# START OF Available records

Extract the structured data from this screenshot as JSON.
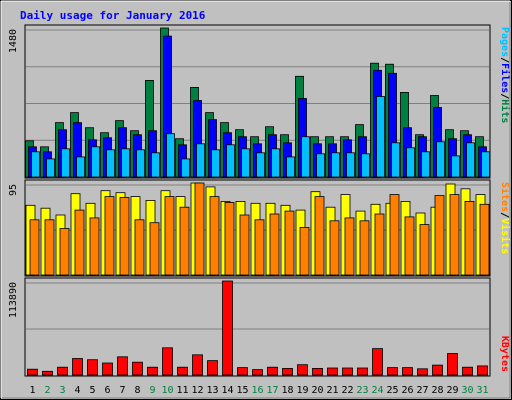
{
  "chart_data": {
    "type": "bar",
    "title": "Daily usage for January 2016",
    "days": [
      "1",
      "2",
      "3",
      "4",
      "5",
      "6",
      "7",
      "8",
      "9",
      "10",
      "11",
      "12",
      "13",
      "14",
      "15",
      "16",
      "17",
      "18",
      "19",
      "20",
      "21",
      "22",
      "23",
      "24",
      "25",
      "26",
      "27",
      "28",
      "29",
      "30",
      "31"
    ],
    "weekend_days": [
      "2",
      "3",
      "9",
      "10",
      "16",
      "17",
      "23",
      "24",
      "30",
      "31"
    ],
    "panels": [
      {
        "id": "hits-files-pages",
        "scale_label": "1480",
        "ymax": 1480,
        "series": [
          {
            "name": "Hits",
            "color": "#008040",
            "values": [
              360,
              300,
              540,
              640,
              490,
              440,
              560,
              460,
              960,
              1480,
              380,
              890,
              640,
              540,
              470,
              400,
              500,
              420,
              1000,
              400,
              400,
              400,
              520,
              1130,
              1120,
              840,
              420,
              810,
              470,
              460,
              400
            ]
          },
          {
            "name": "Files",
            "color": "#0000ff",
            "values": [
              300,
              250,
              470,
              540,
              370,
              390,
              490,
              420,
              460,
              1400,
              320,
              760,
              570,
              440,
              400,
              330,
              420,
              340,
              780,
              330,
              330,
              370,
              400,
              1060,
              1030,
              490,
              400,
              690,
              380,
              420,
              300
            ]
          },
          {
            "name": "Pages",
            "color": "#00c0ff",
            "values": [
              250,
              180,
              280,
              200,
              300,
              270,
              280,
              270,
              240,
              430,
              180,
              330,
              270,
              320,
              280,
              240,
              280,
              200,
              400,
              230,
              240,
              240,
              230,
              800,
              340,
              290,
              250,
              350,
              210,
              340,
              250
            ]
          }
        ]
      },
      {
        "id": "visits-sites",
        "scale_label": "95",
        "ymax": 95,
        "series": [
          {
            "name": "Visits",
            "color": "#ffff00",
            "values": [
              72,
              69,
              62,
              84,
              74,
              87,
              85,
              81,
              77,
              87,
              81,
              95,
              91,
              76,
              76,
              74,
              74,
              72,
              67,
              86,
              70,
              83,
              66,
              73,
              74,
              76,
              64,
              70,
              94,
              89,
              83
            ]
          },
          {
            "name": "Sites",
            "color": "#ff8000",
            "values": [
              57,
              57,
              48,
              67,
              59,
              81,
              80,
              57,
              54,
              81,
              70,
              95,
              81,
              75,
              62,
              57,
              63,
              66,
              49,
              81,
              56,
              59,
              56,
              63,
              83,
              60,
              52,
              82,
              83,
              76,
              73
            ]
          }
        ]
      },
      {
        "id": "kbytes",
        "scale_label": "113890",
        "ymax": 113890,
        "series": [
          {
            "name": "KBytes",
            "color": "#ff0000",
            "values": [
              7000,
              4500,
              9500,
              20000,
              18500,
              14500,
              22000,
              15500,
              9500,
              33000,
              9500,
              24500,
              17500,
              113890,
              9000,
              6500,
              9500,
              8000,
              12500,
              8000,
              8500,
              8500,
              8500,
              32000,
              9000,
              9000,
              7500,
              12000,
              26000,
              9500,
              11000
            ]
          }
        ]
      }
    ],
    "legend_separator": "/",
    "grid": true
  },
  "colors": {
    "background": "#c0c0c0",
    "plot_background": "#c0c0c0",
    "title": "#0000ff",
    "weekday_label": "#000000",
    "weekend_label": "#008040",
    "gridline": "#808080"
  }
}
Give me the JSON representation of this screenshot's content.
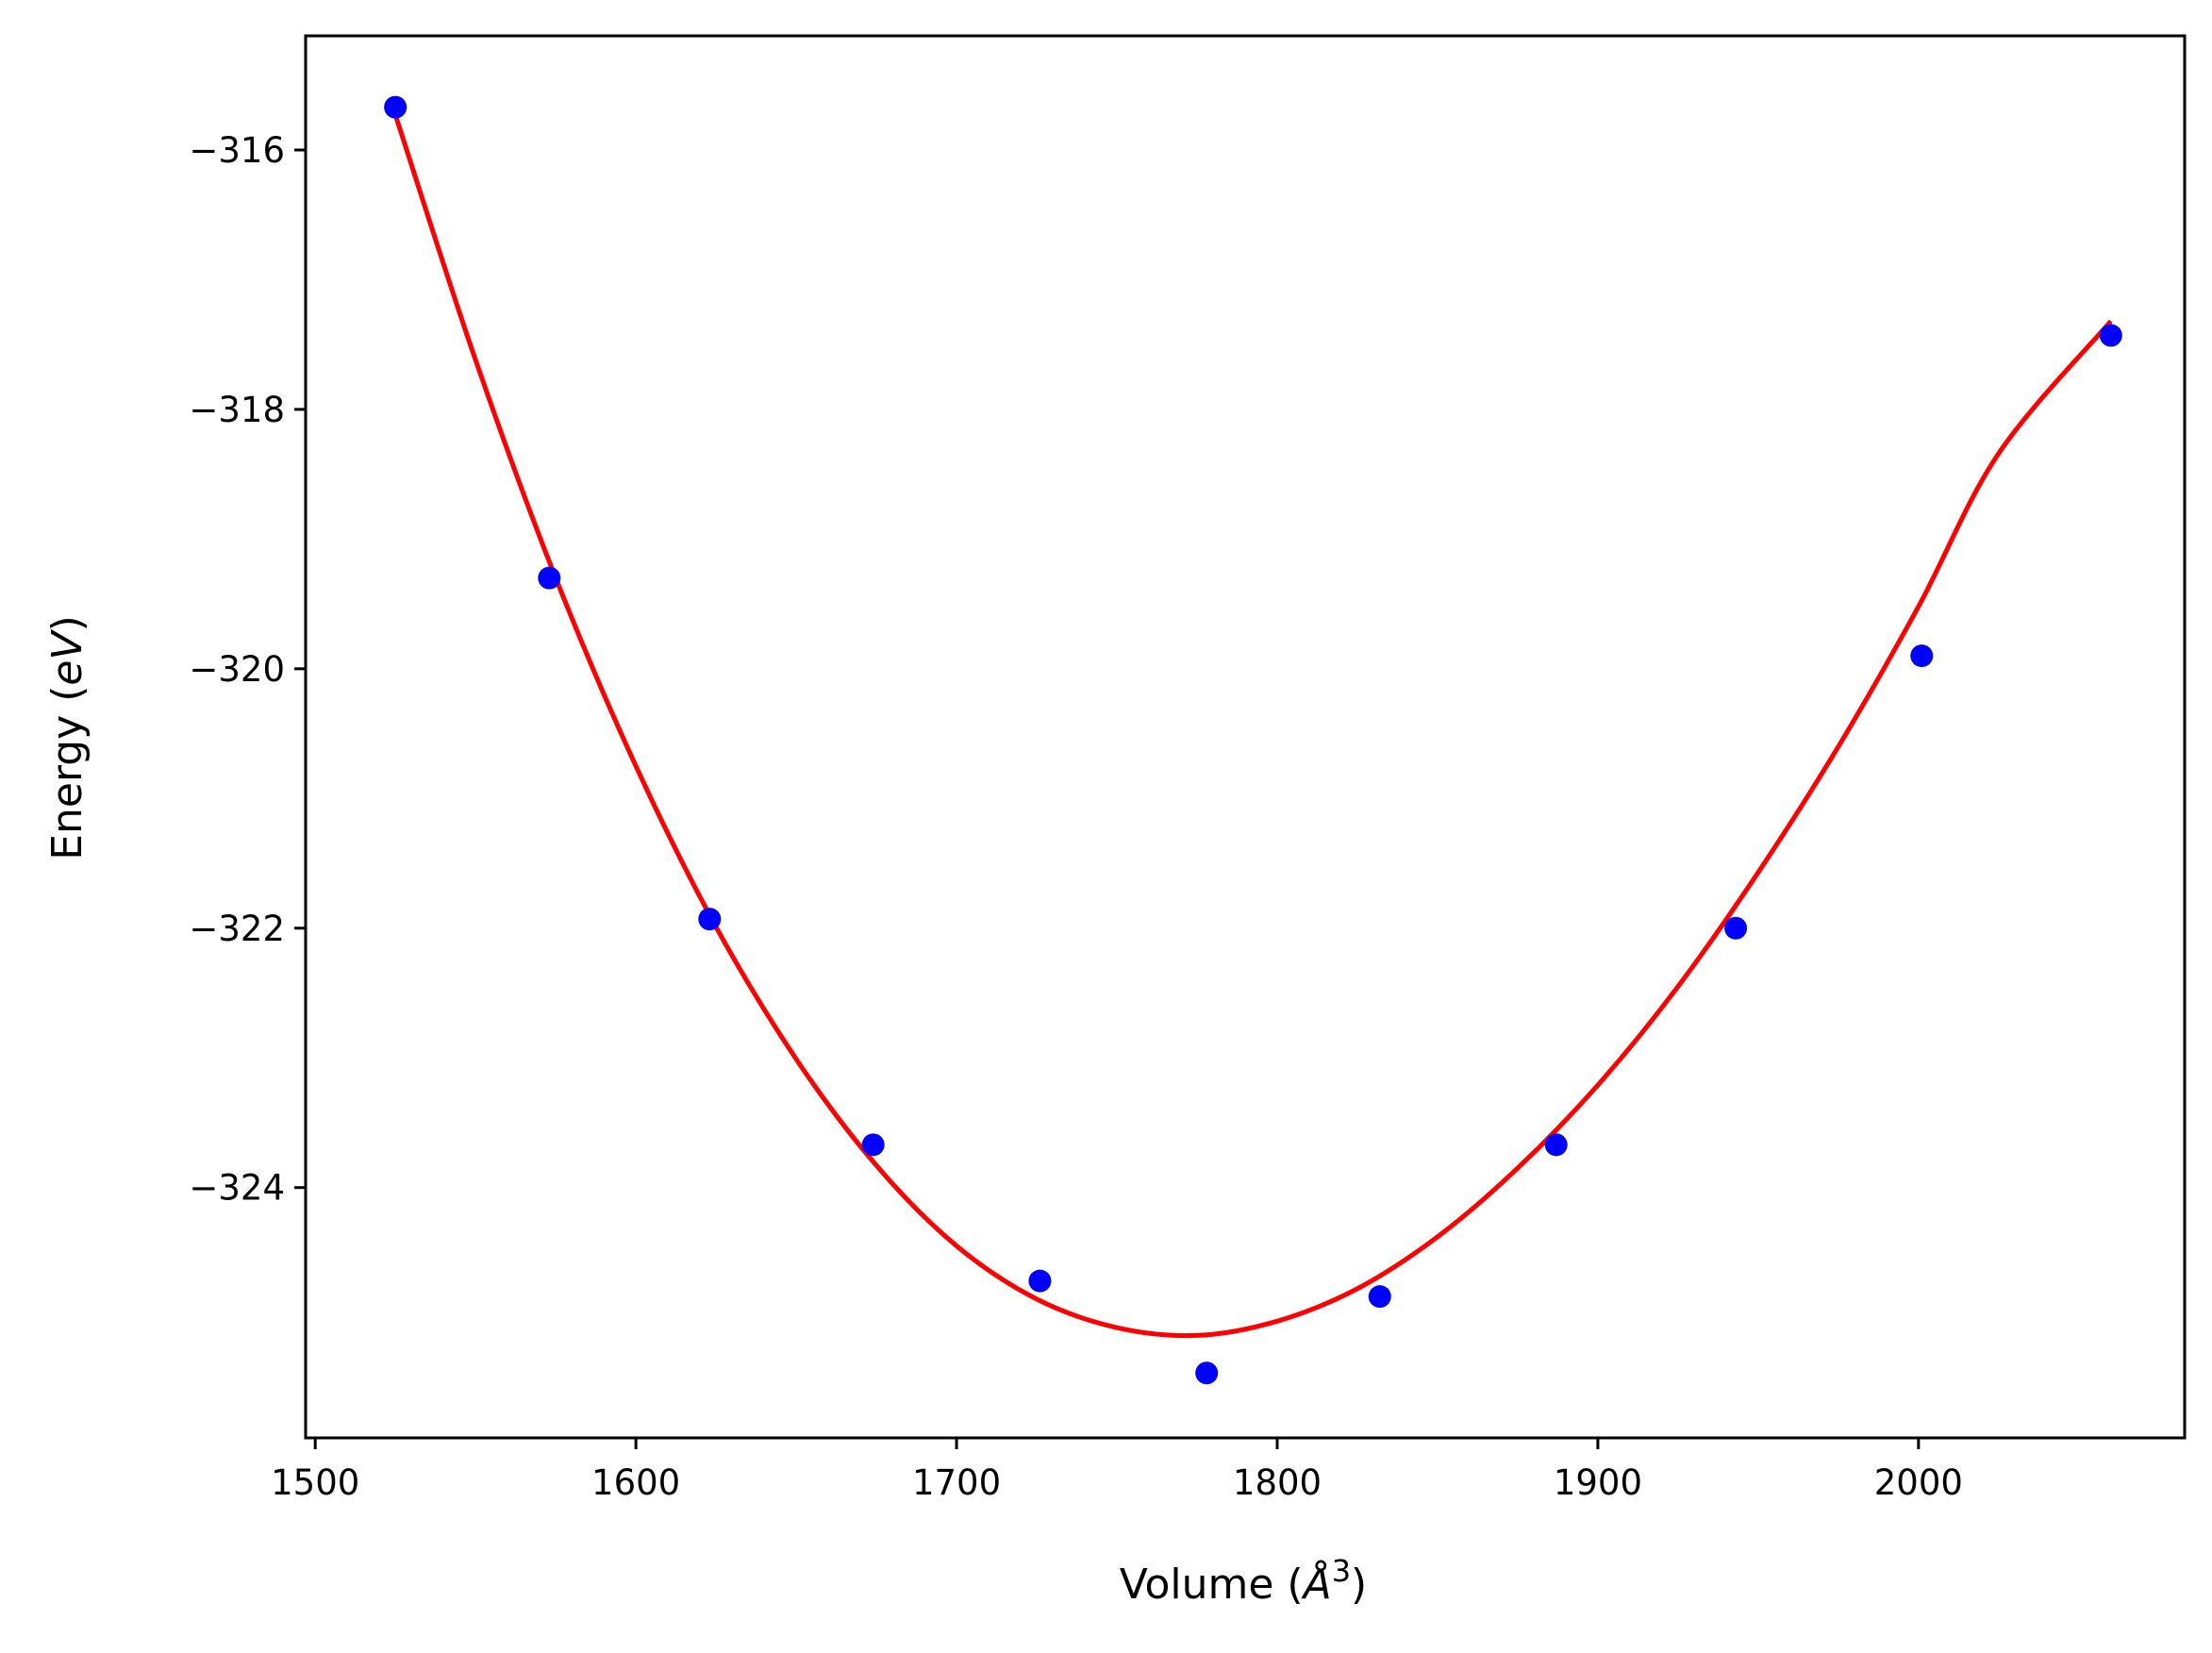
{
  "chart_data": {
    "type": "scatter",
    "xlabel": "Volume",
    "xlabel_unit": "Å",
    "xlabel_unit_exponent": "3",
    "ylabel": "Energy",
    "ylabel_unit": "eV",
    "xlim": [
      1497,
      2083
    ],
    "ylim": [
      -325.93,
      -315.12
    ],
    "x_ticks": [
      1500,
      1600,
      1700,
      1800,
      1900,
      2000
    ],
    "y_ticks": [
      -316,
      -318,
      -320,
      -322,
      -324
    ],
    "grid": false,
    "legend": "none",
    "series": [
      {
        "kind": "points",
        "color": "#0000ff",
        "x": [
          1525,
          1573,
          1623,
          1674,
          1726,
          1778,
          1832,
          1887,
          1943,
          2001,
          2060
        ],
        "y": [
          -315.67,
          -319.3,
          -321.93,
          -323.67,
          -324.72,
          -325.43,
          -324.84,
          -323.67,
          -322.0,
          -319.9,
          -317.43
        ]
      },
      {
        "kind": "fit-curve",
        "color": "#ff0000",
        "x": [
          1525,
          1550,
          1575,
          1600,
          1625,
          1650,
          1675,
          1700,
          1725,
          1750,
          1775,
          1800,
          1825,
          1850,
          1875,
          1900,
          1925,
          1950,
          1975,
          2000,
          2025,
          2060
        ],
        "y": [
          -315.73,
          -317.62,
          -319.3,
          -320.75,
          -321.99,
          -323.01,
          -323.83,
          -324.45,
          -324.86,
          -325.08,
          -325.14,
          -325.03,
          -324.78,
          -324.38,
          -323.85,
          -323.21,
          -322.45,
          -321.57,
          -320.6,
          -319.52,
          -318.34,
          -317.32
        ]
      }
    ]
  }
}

# END OF Available records

## Description of the task
Some lines of the data above may hold the word "this"; report how many do, and nothing else.

## Worked solution
2